*Request 1:*
In the camera noise discussion below, what happens to the signal-to-noise ratio as exposure time decreases?

*Passage to read:*
In this case, is it?

Their solution involves using burst mode, then taking those many pictures and turning them into 1 high quality image. Burst mode would simply output a bunch of .jpg images... couldn't you run the algorithm on those standardized images?

You get called dark current (thermal noise) on CMOS and CCD sensors, and the signal-to-noise ratio goes down as you decrease the exposure time. You see the effect when taking a low light photo, the graininess is from the SNR being very low while the noise is showing through. You can smooth this out quite a bit by combining burst photos (see Cortex Camera app) as the noise is random, but you always get better results with more light for each exposure.
Considering the many advantages to shooting in RAW, it is safe to assume that all one-size-fits-all software processing (a la iPhone) are vastly inferior to performing the image processing manually (with the data directly off the censor, uncompressed, and unaltered)
Would this be the end user doing that? Although you can't raw out of an iPhone it's not one-size-fits-all, I'd say it's the opposite as they have tuned the processing for that exact sensor/lens combination after testing.

To be clear, I would LOVE to get raw out of an iOS device camera. It would make motion analysis much more precise. With iOS 8 you have kinda/sorta control over the exposure time, but it could be more precise.

My understanding is that most flagship camera sensors are made by Sony, so there may be less diversity of hardware than there appears to be.

*Request 2:*
In the records below, write out exactly the lines from the one containing "status-line: Status: TERDATA" through the one containing "browser-nav: ← → ↻ <box>0 8 160 26</box>", both included.

*Records provided:*
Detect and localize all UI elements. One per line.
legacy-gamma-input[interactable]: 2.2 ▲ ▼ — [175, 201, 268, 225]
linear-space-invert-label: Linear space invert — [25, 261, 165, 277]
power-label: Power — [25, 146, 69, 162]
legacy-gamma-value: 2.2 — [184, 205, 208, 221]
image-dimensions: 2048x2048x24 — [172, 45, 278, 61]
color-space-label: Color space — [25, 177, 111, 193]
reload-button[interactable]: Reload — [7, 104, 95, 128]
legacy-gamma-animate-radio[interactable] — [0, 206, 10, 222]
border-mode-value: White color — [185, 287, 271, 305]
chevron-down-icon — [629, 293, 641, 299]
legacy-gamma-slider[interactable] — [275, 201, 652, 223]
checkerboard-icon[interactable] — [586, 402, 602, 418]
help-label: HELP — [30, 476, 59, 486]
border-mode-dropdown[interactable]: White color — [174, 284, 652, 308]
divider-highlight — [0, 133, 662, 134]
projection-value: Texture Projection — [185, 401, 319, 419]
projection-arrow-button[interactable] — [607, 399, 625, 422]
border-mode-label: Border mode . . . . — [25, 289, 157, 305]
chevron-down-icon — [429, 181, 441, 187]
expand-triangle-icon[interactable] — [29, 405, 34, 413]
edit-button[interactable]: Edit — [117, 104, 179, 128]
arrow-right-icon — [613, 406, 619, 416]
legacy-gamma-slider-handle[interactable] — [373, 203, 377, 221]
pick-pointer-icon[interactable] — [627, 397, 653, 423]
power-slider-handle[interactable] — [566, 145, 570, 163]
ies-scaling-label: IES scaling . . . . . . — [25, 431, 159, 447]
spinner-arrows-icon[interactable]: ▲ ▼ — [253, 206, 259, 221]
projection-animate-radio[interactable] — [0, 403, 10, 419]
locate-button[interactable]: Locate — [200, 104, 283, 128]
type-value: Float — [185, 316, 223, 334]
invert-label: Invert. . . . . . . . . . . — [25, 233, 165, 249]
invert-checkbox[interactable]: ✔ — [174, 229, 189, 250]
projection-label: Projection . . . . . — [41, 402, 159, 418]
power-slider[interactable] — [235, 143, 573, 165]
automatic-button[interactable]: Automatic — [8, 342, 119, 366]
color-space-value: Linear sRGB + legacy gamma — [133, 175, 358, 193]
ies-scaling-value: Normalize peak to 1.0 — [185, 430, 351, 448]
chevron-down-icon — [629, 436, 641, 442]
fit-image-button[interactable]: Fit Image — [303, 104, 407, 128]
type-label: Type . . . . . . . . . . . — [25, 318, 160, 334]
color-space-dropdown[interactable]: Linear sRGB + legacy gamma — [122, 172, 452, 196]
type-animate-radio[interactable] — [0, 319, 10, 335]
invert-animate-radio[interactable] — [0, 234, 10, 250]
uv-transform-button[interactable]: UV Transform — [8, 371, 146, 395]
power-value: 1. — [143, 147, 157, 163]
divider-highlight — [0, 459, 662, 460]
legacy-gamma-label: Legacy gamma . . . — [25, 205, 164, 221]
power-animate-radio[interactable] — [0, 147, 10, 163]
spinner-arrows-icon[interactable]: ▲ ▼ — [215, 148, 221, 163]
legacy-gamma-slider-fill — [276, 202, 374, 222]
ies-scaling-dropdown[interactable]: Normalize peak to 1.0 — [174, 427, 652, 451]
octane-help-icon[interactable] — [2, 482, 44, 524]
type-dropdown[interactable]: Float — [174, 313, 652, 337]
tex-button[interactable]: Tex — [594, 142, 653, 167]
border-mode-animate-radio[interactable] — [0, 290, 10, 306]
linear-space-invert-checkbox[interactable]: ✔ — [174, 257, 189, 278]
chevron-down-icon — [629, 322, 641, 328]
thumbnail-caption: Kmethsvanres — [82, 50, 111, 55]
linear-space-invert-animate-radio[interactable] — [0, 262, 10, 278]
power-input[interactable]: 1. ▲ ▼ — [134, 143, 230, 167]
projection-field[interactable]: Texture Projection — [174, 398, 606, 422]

--

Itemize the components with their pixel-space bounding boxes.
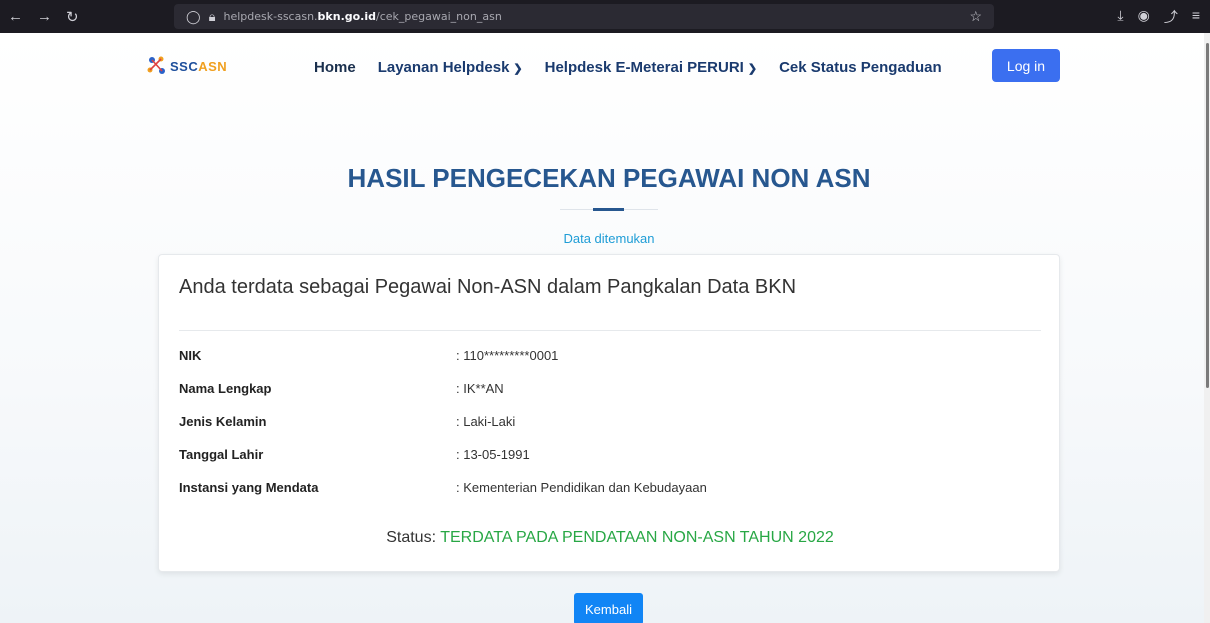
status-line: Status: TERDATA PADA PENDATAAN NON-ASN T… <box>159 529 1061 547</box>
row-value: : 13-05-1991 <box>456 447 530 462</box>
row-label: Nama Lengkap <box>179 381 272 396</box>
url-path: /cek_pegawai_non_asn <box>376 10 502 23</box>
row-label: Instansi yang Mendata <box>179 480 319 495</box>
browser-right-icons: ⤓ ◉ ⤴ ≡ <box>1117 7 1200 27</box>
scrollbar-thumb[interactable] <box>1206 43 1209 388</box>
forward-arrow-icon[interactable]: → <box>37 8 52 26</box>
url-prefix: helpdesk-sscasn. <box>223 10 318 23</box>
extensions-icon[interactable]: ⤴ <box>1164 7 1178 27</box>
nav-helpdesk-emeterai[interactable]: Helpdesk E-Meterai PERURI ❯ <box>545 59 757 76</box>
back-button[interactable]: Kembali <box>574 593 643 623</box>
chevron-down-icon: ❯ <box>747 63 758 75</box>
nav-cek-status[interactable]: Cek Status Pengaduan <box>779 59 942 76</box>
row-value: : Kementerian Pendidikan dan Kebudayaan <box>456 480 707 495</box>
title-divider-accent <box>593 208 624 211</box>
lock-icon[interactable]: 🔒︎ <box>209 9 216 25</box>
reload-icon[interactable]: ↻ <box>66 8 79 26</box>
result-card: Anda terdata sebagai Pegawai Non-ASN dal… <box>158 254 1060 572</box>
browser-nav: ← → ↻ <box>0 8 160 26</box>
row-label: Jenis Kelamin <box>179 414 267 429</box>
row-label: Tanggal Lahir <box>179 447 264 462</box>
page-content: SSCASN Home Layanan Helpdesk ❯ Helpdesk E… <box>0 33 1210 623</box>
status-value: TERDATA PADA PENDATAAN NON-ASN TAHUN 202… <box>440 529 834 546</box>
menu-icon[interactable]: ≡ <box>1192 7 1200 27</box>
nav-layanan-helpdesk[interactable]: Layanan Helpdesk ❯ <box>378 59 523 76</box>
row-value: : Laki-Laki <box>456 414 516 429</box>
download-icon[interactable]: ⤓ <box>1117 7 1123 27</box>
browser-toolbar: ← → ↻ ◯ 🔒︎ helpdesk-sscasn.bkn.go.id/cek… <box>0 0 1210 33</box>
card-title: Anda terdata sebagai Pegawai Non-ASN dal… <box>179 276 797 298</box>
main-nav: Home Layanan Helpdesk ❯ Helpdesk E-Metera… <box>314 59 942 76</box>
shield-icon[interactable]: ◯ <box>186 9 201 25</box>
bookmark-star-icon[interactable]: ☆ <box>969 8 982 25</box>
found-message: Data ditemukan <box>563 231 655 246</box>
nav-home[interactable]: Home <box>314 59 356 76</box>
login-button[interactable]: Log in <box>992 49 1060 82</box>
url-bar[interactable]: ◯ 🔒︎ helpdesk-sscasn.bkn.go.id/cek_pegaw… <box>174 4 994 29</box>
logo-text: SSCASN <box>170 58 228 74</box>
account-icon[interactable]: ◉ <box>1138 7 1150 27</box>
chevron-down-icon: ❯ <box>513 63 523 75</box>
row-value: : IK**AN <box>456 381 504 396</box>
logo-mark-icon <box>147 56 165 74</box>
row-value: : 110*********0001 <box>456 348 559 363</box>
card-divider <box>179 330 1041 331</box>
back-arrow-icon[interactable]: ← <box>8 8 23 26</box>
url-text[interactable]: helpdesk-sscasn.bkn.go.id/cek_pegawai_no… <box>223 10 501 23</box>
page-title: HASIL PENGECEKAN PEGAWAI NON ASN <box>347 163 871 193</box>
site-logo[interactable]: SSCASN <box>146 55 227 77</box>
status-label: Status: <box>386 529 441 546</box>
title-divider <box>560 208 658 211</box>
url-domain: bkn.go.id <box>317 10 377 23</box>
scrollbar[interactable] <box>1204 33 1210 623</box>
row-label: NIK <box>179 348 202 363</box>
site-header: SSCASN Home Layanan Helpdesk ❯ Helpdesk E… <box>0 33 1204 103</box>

*Problem solution 1:*
It goes down.

*Problem solution 2:*
status-line: Status: TERDATA PADA PENDATAAN NON-ASN T… <box>159 529 1061 547</box>
row-value: : 13-05-1991 <box>456 447 530 462</box>
row-label: Nama Lengkap <box>179 381 272 396</box>
url-path: /cek_pegawai_non_asn <box>376 10 502 23</box>
row-label: Instansi yang Mendata <box>179 480 319 495</box>
browser-right-icons: ⤓ ◉ ⤴ ≡ <box>1117 7 1200 27</box>
scrollbar-thumb[interactable] <box>1206 43 1209 388</box>
forward-arrow-icon[interactable]: → <box>37 8 52 26</box>
url-prefix: helpdesk-sscasn. <box>223 10 318 23</box>
extensions-icon[interactable]: ⤴ <box>1164 7 1178 27</box>
nav-helpdesk-emeterai[interactable]: Helpdesk E-Meterai PERURI ❯ <box>545 59 757 76</box>
back-button[interactable]: Kembali <box>574 593 643 623</box>
chevron-down-icon: ❯ <box>747 63 758 75</box>
nav-cek-status[interactable]: Cek Status Pengaduan <box>779 59 942 76</box>
row-value: : Kementerian Pendidikan dan Kebudayaan <box>456 480 707 495</box>
title-divider-accent <box>593 208 624 211</box>
lock-icon[interactable]: 🔒︎ <box>209 9 216 25</box>
reload-icon[interactable]: ↻ <box>66 8 79 26</box>
result-card: Anda terdata sebagai Pegawai Non-ASN dal… <box>158 254 1060 572</box>
browser-nav: ← → ↻ <box>0 8 160 26</box>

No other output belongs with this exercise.